## Information given
★ ★ ★

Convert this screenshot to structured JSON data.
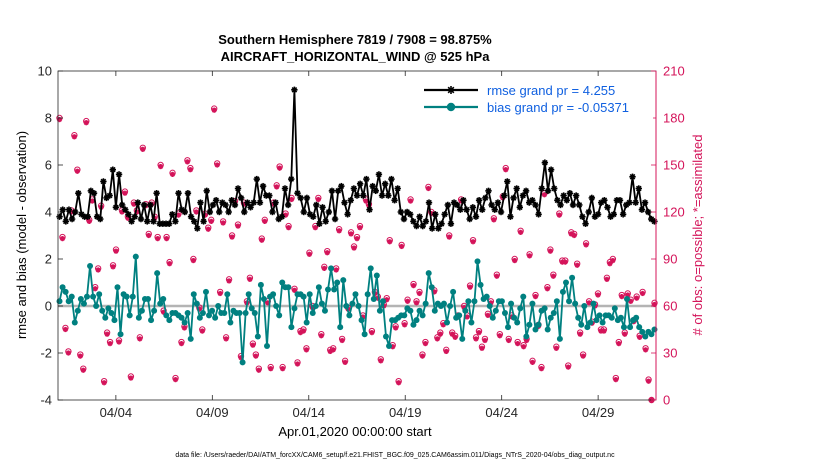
{
  "chart_data": {
    "type": "line",
    "title_line1": "Southern Hemisphere 7819 / 7908 = 98.875%",
    "title_line2": "AIRCRAFT_HORIZONTAL_WIND @ 525 hPa",
    "xlabel": "Apr.01,2020 00:00:00 start",
    "ylabel_left": "rmse and bias (model - observation)",
    "ylabel_right": "# of obs: o=possible; *=assimilated",
    "footer": "data file: /Users/raeder/DAI/ATM_forcXX/CAM6_setup/f.e21.FHIST_BGC.f09_025.CAM6assim.011/Diags_NTrS_2020-04/obs_diag_output.nc",
    "xlim": [
      1,
      32
    ],
    "ylim_left": [
      -4,
      10
    ],
    "ylim_right": [
      0,
      210
    ],
    "x_ticks": [
      {
        "value": 4,
        "label": "04/04"
      },
      {
        "value": 9,
        "label": "04/09"
      },
      {
        "value": 14,
        "label": "04/14"
      },
      {
        "value": 19,
        "label": "04/19"
      },
      {
        "value": 24,
        "label": "04/24"
      },
      {
        "value": 29,
        "label": "04/29"
      }
    ],
    "y_ticks_left": [
      "-4",
      "-2",
      "0",
      "2",
      "4",
      "6",
      "8",
      "10"
    ],
    "y_ticks_right": [
      "0",
      "30",
      "60",
      "90",
      "120",
      "150",
      "180",
      "210"
    ],
    "colors": {
      "rmse": "#000000",
      "bias": "#008080",
      "obs": "#d4145a",
      "legend_text": "#1060e0",
      "zero_line": "#b4b4b4"
    },
    "series": [
      {
        "name": "rmse grand pr = 4.255",
        "values": [
          3.8,
          4.1,
          3.6,
          4.1,
          3.7,
          4.0,
          4.8,
          3.9,
          3.8,
          3.8,
          4.9,
          4.8,
          3.8,
          3.7,
          5.3,
          4.6,
          4.7,
          5.8,
          4.2,
          5.6,
          4.3,
          4.1,
          3.9,
          3.6,
          3.8,
          4.4,
          3.7,
          4.3,
          3.6,
          4.3,
          3.6,
          4.8,
          3.5,
          3.5,
          3.5,
          3.5,
          3.9,
          3.6,
          4.8,
          4.1,
          4.0,
          4.8,
          3.8,
          3.6,
          3.3,
          4.4,
          3.6,
          4.9,
          4.0,
          4.3,
          4.5,
          4.0,
          4.4,
          4.3,
          4.0,
          4.5,
          4.3,
          5.0,
          4.6,
          4.0,
          4.4,
          4.2,
          4.4,
          5.4,
          4.4,
          5.1,
          4.7,
          4.7,
          4.0,
          4.4,
          3.7,
          3.8,
          5.0,
          4.3,
          5.4,
          9.2,
          4.8,
          4.6,
          4.0,
          4.6,
          3.9,
          3.8,
          4.3,
          3.5,
          4.2,
          3.6,
          4.0,
          4.9,
          3.7,
          4.9,
          5.1,
          4.4,
          3.9,
          4.5,
          5.0,
          4.7,
          5.2,
          4.7,
          5.4,
          4.1,
          5.1,
          4.9,
          5.6,
          4.7,
          5.2,
          4.7,
          5.4,
          4.5,
          5.0,
          4.0,
          3.7,
          4.0,
          3.9,
          3.6,
          3.4,
          3.8,
          3.4,
          3.6,
          4.4,
          3.3,
          3.9,
          3.3,
          3.5,
          3.9,
          4.3,
          3.5,
          4.4,
          4.3,
          4.1,
          4.5,
          4.1,
          3.7,
          4.2,
          3.8,
          4.5,
          4.1,
          4.6,
          4.9,
          4.3,
          4.1,
          4.4,
          4.0,
          4.7,
          5.3,
          3.8,
          4.6,
          5.0,
          4.2,
          4.7,
          4.9,
          4.4,
          4.5,
          4.3,
          3.9,
          5.0,
          6.1,
          4.9,
          5.8,
          5.0,
          4.5,
          4.3,
          4.7,
          4.5,
          4.8,
          4.3,
          4.7,
          4.3,
          3.8,
          3.5,
          4.0,
          4.6,
          3.8,
          3.9,
          4.4,
          4.5,
          4.2,
          3.8,
          3.9,
          4.5,
          4.5,
          3.9,
          4.3,
          4.4,
          5.5,
          4.4,
          5.0,
          4.1,
          4.4,
          4.0,
          3.7,
          3.6
        ]
      },
      {
        "name": "bias grand pr = -0.05371",
        "values": [
          0.2,
          0.8,
          0.6,
          0.2,
          0.4,
          -0.7,
          -0.2,
          0.3,
          0.1,
          0.4,
          1.7,
          0.4,
          0.0,
          0.5,
          -0.2,
          -0.5,
          -0.1,
          -0.3,
          -0.6,
          0.8,
          -1.2,
          0.5,
          0.4,
          -0.4,
          0.4,
          2.1,
          -0.5,
          -0.2,
          0.3,
          0.3,
          -0.6,
          -0.2,
          1.4,
          0.1,
          0.3,
          -0.4,
          -0.6,
          -0.3,
          -0.3,
          -0.4,
          -0.5,
          -0.7,
          -0.3,
          -1.4,
          0.5,
          0.1,
          -0.5,
          -0.3,
          0.6,
          -0.4,
          -0.2,
          -0.5,
          0.0,
          -0.3,
          -0.3,
          0.5,
          -0.7,
          -0.2,
          -0.3,
          -0.3,
          -2.4,
          -0.3,
          0.5,
          -0.1,
          -0.3,
          -1.3,
          0.9,
          0.3,
          -1.7,
          0.4,
          0.5,
          0.0,
          -0.4,
          1.0,
          0.8,
          0.8,
          -0.9,
          -0.1,
          0.5,
          0.5,
          0.4,
          -0.7,
          0.5,
          -0.3,
          0.0,
          0.8,
          0.1,
          -0.2,
          0.7,
          1.6,
          0.7,
          1.0,
          -0.9,
          1.1,
          0.0,
          -0.4,
          0.1,
          0.5,
          0.0,
          -0.6,
          -1.2,
          0.5,
          1.6,
          0.3,
          1.3,
          -0.2,
          0.2,
          -1.3,
          -1.7,
          -0.6,
          -0.6,
          -0.5,
          -0.4,
          -0.4,
          -0.1,
          -0.2,
          -0.8,
          -0.6,
          -0.2,
          -0.4,
          0.1,
          1.4,
          0.8,
          -0.2,
          0.1,
          0.0,
          0.1,
          -0.7,
          0.0,
          0.6,
          -0.5,
          -0.4,
          -1.4,
          -0.2,
          0.2,
          -0.7,
          0.2,
          1.9,
          0.9,
          0.3,
          0.4,
          0.0,
          -0.5,
          -0.2,
          0.2,
          0.2,
          -0.3,
          -0.9,
          0.1,
          -0.5,
          -0.7,
          -0.1,
          0.4,
          -1.3,
          -0.8,
          0.1,
          -1.0,
          -0.8,
          -0.2,
          -0.1,
          -1.0,
          -0.5,
          -0.3,
          0.2,
          -1.4,
          0.6,
          1.0,
          0.2,
          1.2,
          0.1,
          -0.5,
          -0.8,
          0.0,
          -0.9,
          -0.7,
          0.1,
          -0.6,
          -0.4,
          -0.7,
          -0.4,
          -0.4,
          -0.5,
          -0.1,
          -0.6,
          -0.5,
          -0.9,
          0.3,
          -0.9,
          -0.6,
          -0.5,
          -0.9,
          -1.1,
          -1.3,
          -1.1,
          -1.2,
          -1.0
        ]
      }
    ],
    "obs_counts_possible": [
      180,
      104,
      46,
      31,
      121,
      169,
      147,
      29,
      20,
      178,
      115,
      128,
      72,
      84,
      124,
      12,
      43,
      37,
      86,
      96,
      38,
      121,
      133,
      117,
      15,
      126,
      121,
      40,
      161,
      125,
      106,
      126,
      117,
      104,
      150,
      57,
      104,
      88,
      145,
      14,
      119,
      37,
      47,
      153,
      148,
      90,
      121,
      59,
      45,
      119,
      110,
      115,
      186,
      151,
      69,
      114,
      40,
      77,
      105,
      127,
      112,
      28,
      126,
      63,
      78,
      36,
      29,
      20,
      103,
      115,
      63,
      21,
      126,
      137,
      149,
      21,
      119,
      111,
      129,
      71,
      24,
      44,
      45,
      33,
      94,
      60,
      111,
      129,
      42,
      85,
      95,
      32,
      33,
      84,
      109,
      39,
      25,
      59,
      107,
      98,
      104,
      111,
      54,
      128,
      125,
      44,
      69,
      66,
      26,
      61,
      65,
      102,
      35,
      47,
      12,
      99,
      49,
      64,
      128,
      74,
      63,
      69,
      29,
      37,
      136,
      120,
      70,
      40,
      43,
      49,
      32,
      105,
      43,
      41,
      54,
      128,
      60,
      54,
      73,
      102,
      40,
      44,
      34,
      39,
      55,
      63,
      116,
      80,
      42,
      130,
      148,
      39,
      54,
      90,
      37,
      108,
      35,
      39,
      93,
      25,
      67,
      48,
      21,
      132,
      72,
      96,
      80,
      34,
      119,
      89,
      89,
      22,
      107,
      106,
      87,
      43,
      29,
      100,
      63,
      50,
      61,
      68,
      45,
      45,
      78,
      88,
      90,
      14,
      37,
      67,
      43,
      68,
      64,
      51,
      66,
      41,
      69,
      33,
      13,
      0,
      62
    ],
    "obs_counts_assimilated": [
      179,
      103,
      45,
      30,
      120,
      168,
      146,
      28,
      19,
      177,
      114,
      127,
      71,
      83,
      123,
      11,
      42,
      36,
      85,
      95,
      37,
      120,
      132,
      116,
      14,
      125,
      120,
      39,
      160,
      124,
      105,
      125,
      116,
      103,
      149,
      56,
      103,
      87,
      144,
      13,
      118,
      36,
      46,
      152,
      147,
      89,
      120,
      58,
      44,
      118,
      109,
      114,
      185,
      150,
      68,
      113,
      39,
      76,
      104,
      126,
      111,
      27,
      125,
      62,
      77,
      35,
      28,
      19,
      102,
      114,
      62,
      20,
      125,
      136,
      148,
      20,
      118,
      110,
      128,
      70,
      23,
      43,
      44,
      32,
      93,
      59,
      110,
      128,
      41,
      84,
      94,
      31,
      32,
      83,
      108,
      38,
      24,
      58,
      106,
      97,
      103,
      110,
      53,
      127,
      124,
      43,
      68,
      65,
      25,
      60,
      64,
      101,
      34,
      46,
      11,
      98,
      48,
      63,
      127,
      73,
      62,
      68,
      28,
      36,
      135,
      119,
      69,
      39,
      42,
      48,
      31,
      104,
      42,
      40,
      53,
      127,
      59,
      53,
      72,
      101,
      39,
      43,
      33,
      38,
      54,
      62,
      115,
      79,
      41,
      129,
      147,
      38,
      53,
      89,
      36,
      107,
      34,
      38,
      92,
      24,
      66,
      47,
      20,
      131,
      71,
      95,
      79,
      33,
      118,
      88,
      88,
      21,
      106,
      105,
      86,
      42,
      28,
      99,
      62,
      49,
      60,
      67,
      44,
      44,
      77,
      87,
      89,
      13,
      36,
      66,
      42,
      67,
      63,
      50,
      65,
      40,
      68,
      32,
      12,
      0,
      61
    ]
  }
}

★ ★ ★

## To do
Select every line in the records above that contains the word "grand".

## Output for this task
        "name": "rmse grand pr = 4.255",
        "name": "bias grand pr = -0.05371",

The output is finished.